> _Work instructions_
Keep the images out and copy every entry below exactly.

> _Data records_
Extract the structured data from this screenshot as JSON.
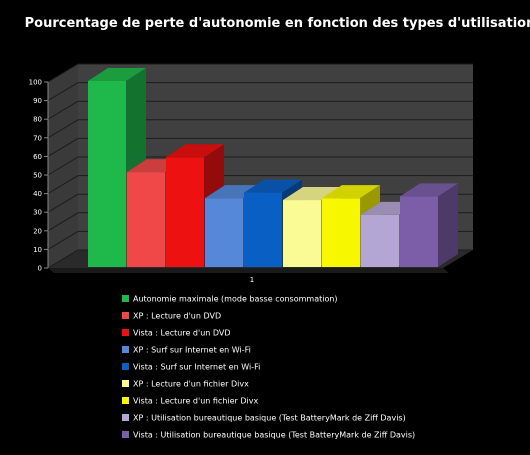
{
  "chart_data": {
    "type": "bar",
    "title": "Pourcentage de perte d'autonomie en fonction des types d'utilisation",
    "categories": [
      "1"
    ],
    "ylim": [
      0,
      100
    ],
    "yticks": [
      "0",
      "10",
      "20",
      "30",
      "40",
      "50",
      "60",
      "70",
      "80",
      "90",
      "100"
    ],
    "grid": true,
    "legend_position": "bottom",
    "series": [
      {
        "name": "Autonomie maximale (mode basse consommation)",
        "values": [
          100
        ],
        "color": "#1fb84a"
      },
      {
        "name": "XP : Lecture d'un DVD",
        "values": [
          51
        ],
        "color": "#f04848"
      },
      {
        "name": "Vista : Lecture d'un DVD",
        "values": [
          59
        ],
        "color": "#ee1111"
      },
      {
        "name": "XP : Surf sur Internet en Wi-Fi",
        "values": [
          37
        ],
        "color": "#5588d8"
      },
      {
        "name": "Vista : Surf sur Internet en Wi-Fi",
        "values": [
          40
        ],
        "color": "#0a5fc4"
      },
      {
        "name": "XP : Lecture d'un fichier Divx",
        "values": [
          36
        ],
        "color": "#fbfb96"
      },
      {
        "name": "Vista : Lecture d'un fichier Divx",
        "values": [
          37
        ],
        "color": "#f7f700"
      },
      {
        "name": "XP : Utilisation bureautique basique (Test BatteryMark de Ziff Davis)",
        "values": [
          28
        ],
        "color": "#b4a6d4"
      },
      {
        "name": "Vista : Utilisation bureautique basique (Test BatteryMark de Ziff Davis)",
        "values": [
          38
        ],
        "color": "#7c5ea8"
      }
    ]
  }
}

> _Exercise answer_
Extract the structured data from this screenshot as JSON.
{
  "chart_data": {
    "type": "bar",
    "title": "Pourcentage de perte d'autonomie en fonction des types d'utilisation",
    "categories": [
      "1"
    ],
    "ylim": [
      0,
      100
    ],
    "yticks": [
      "0",
      "10",
      "20",
      "30",
      "40",
      "50",
      "60",
      "70",
      "80",
      "90",
      "100"
    ],
    "grid": true,
    "legend_position": "bottom",
    "series": [
      {
        "name": "Autonomie maximale (mode basse consommation)",
        "values": [
          100
        ],
        "color": "#1fb84a"
      },
      {
        "name": "XP : Lecture d'un DVD",
        "values": [
          51
        ],
        "color": "#f04848"
      },
      {
        "name": "Vista : Lecture d'un DVD",
        "values": [
          59
        ],
        "color": "#ee1111"
      },
      {
        "name": "XP : Surf sur Internet en Wi-Fi",
        "values": [
          37
        ],
        "color": "#5588d8"
      },
      {
        "name": "Vista : Surf sur Internet en Wi-Fi",
        "values": [
          40
        ],
        "color": "#0a5fc4"
      },
      {
        "name": "XP : Lecture d'un fichier Divx",
        "values": [
          36
        ],
        "color": "#fbfb96"
      },
      {
        "name": "Vista : Lecture d'un fichier Divx",
        "values": [
          37
        ],
        "color": "#f7f700"
      },
      {
        "name": "XP : Utilisation bureautique basique (Test BatteryMark de Ziff Davis)",
        "values": [
          28
        ],
        "color": "#b4a6d4"
      },
      {
        "name": "Vista : Utilisation bureautique basique (Test BatteryMark de Ziff Davis)",
        "values": [
          38
        ],
        "color": "#7c5ea8"
      }
    ]
  }
}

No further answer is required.